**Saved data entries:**
● ● ● ●

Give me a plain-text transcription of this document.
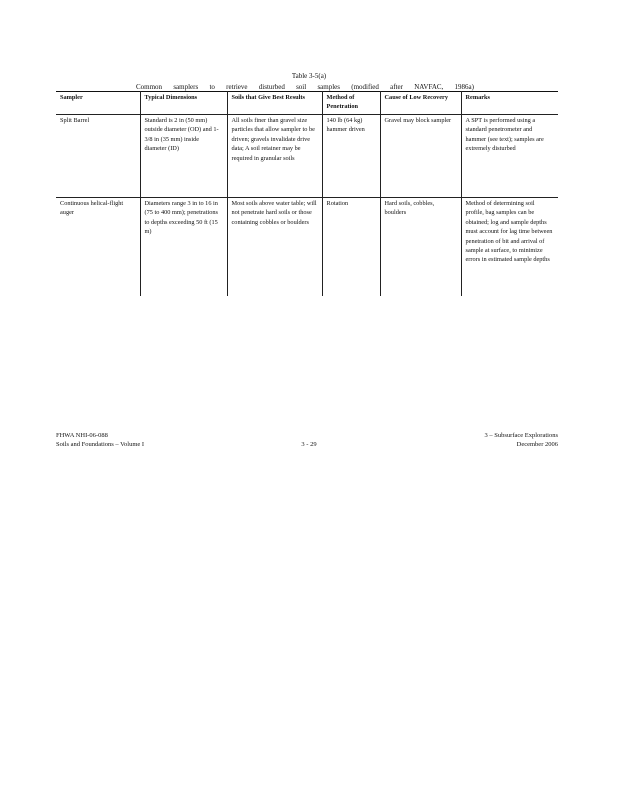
Table 3-5(a)
Common samplers to retrieve disturbed soil samples (modified after NAVFAC, 1986a)
Sampler	Typical Dimensions	Soils that Give Best Results	Method of Penetration	Cause of Low Recovery	Remarks
Split Barrel	Standard is 2 in (50 mm) outside diameter (OD) and 1-3/8 in (35 mm) inside diameter (ID)	All soils finer than gravel size particles that allow sampler to be driven; gravels invalidate drive data; A soil retainer may be required in granular soils	140 lb (64 kg) hammer driven	Gravel may block sampler	A SPT is performed using a standard penetrometer and hammer (see text); samples are extremely disturbed
Continuous helical-flight auger	Diameters range 3 in to 16 in (75 to 400 mm); penetrations to depths exceeding 50 ft (15 m)	Most soils above water table; will not penetrate hard soils or those containing cobbles or boulders	Rotation	Hard soils, cobbles, boulders	Method of determining soil profile, bag samples can be obtained; log and sample depths must account for lag time between penetration of bit and arrival of sample at surface, to minimize errors in estimated sample depths
FHWA NHI-06-088
Soils and Foundations – Volume I	3 - 29
3 – Subsurface Explorations
December 2006
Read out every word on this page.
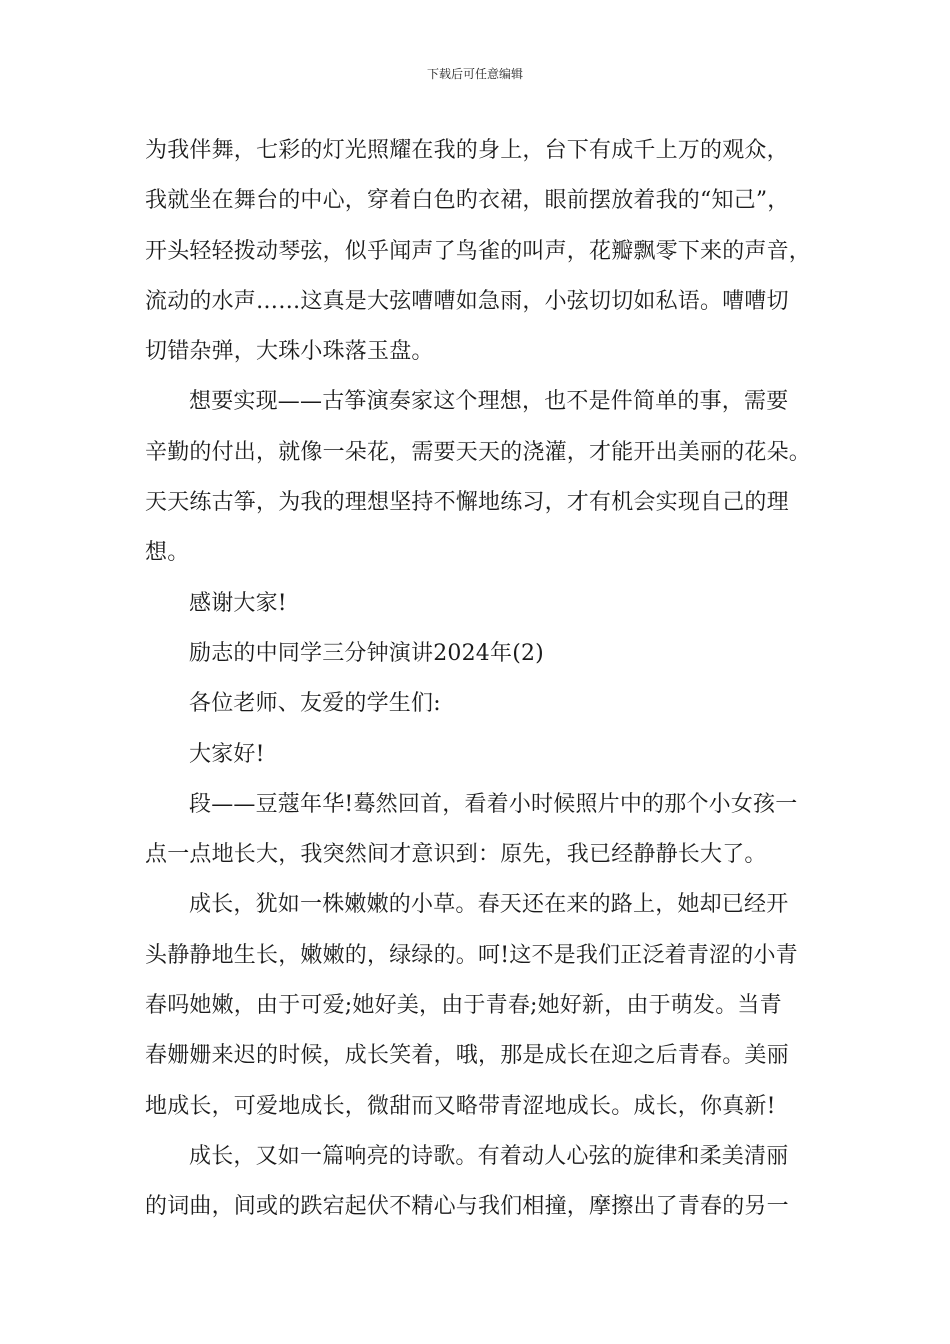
下载后可任意编辑
为我伴舞，七彩的灯光照耀在我的身上，台下有成千上万的观众，
我就坐在舞台的中心，穿着白色旳衣裙，眼前摆放着我的“知己”，
开头轻轻拨动琴弦，似乎闻声了鸟雀的叫声，花瓣飘零下来的声音，
流动的水声……这真是大弦嘈嘈如急雨，小弦切切如私语。嘈嘈切
切错杂弹，大珠小珠落玉盘。
想要实现——古筝演奏家这个理想，也不是件简单的事，需要
辛勤的付出，就像一朵花，需要天天的浇灌，才能开出美丽的花朵。
天天练古筝，为我的理想坚持不懈地练习，才有机会实现自己的理
想。
感谢大家!
励志的中同学三分钟演讲2024年(2)
各位老师、友爱的学生们:
大家好!
段——豆蔻年华!蓦然回首，看着小时候照片中的那个小女孩一
点一点地长大，我突然间才意识到：原先，我已经静静长大了。
成长，犹如一株嫩嫩的小草。春天还在来的路上，她却已经开
头静静地生长，嫩嫩的，绿绿的。呵!这不是我们正泛着青涩的小青
春吗她嫩，由于可爱;她好美，由于青春;她好新，由于萌发。当青
春姗姗来迟的时候，成长笑着，哦，那是成长在迎之后青春。美丽
地成长，可爱地成长，微甜而又略带青涩地成长。成长，你真新!
成长，又如一篇响亮的诗歌。有着动人心弦的旋律和柔美清丽
的词曲，间或的跌宕起伏不精心与我们相撞，摩擦出了青春的另一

● ● ● ●

**Task directions:** Set every line down exactly as written, leaving each picture out.

**Output for this exercise:**
Give me a plain-text transcription of this document.
Table 3-5(a)
Common samplers to retrieve disturbed soil samples (modified after NAVFAC, 1986a)
Sampler	Typical Dimensions	Soils that Give Best Results	Method of Penetration	Cause of Low Recovery	Remarks
Split Barrel	Standard is 2 in (50 mm) outside diameter (OD) and 1-3/8 in (35 mm) inside diameter (ID)	All soils finer than gravel size particles that allow sampler to be driven; gravels invalidate drive data; A soil retainer may be required in granular soils	140 lb (64 kg) hammer driven	Gravel may block sampler	A SPT is performed using a standard penetrometer and hammer (see text); samples are extremely disturbed
Continuous helical-flight auger	Diameters range 3 in to 16 in (75 to 400 mm); penetrations to depths exceeding 50 ft (15 m)	Most soils above water table; will not penetrate hard soils or those containing cobbles or boulders	Rotation	Hard soils, cobbles, boulders	Method of determining soil profile, bag samples can be obtained; log and sample depths must account for lag time between penetration of bit and arrival of sample at surface, to minimize errors in estimated sample depths
FHWA NHI-06-088
Soils and Foundations – Volume I	3 - 29
3 – Subsurface Explorations
December 2006
Read out every word on this page.
下载后可任意编辑
为我伴舞，七彩的灯光照耀在我的身上，台下有成千上万的观众，
我就坐在舞台的中心，穿着白色旳衣裙，眼前摆放着我的“知己”，
开头轻轻拨动琴弦，似乎闻声了鸟雀的叫声，花瓣飘零下来的声音，
流动的水声……这真是大弦嘈嘈如急雨，小弦切切如私语。嘈嘈切
切错杂弹，大珠小珠落玉盘。
想要实现——古筝演奏家这个理想，也不是件简单的事，需要
辛勤的付出，就像一朵花，需要天天的浇灌，才能开出美丽的花朵。
天天练古筝，为我的理想坚持不懈地练习，才有机会实现自己的理
想。
感谢大家!
励志的中同学三分钟演讲2024年(2)
各位老师、友爱的学生们:
大家好!
段——豆蔻年华!蓦然回首，看着小时候照片中的那个小女孩一
点一点地长大，我突然间才意识到：原先，我已经静静长大了。
成长，犹如一株嫩嫩的小草。春天还在来的路上，她却已经开
头静静地生长，嫩嫩的，绿绿的。呵!这不是我们正泛着青涩的小青
春吗她嫩，由于可爱;她好美，由于青春;她好新，由于萌发。当青
春姗姗来迟的时候，成长笑着，哦，那是成长在迎之后青春。美丽
地成长，可爱地成长，微甜而又略带青涩地成长。成长，你真新!
成长，又如一篇响亮的诗歌。有着动人心弦的旋律和柔美清丽
的词曲，间或的跌宕起伏不精心与我们相撞，摩擦出了青春的另一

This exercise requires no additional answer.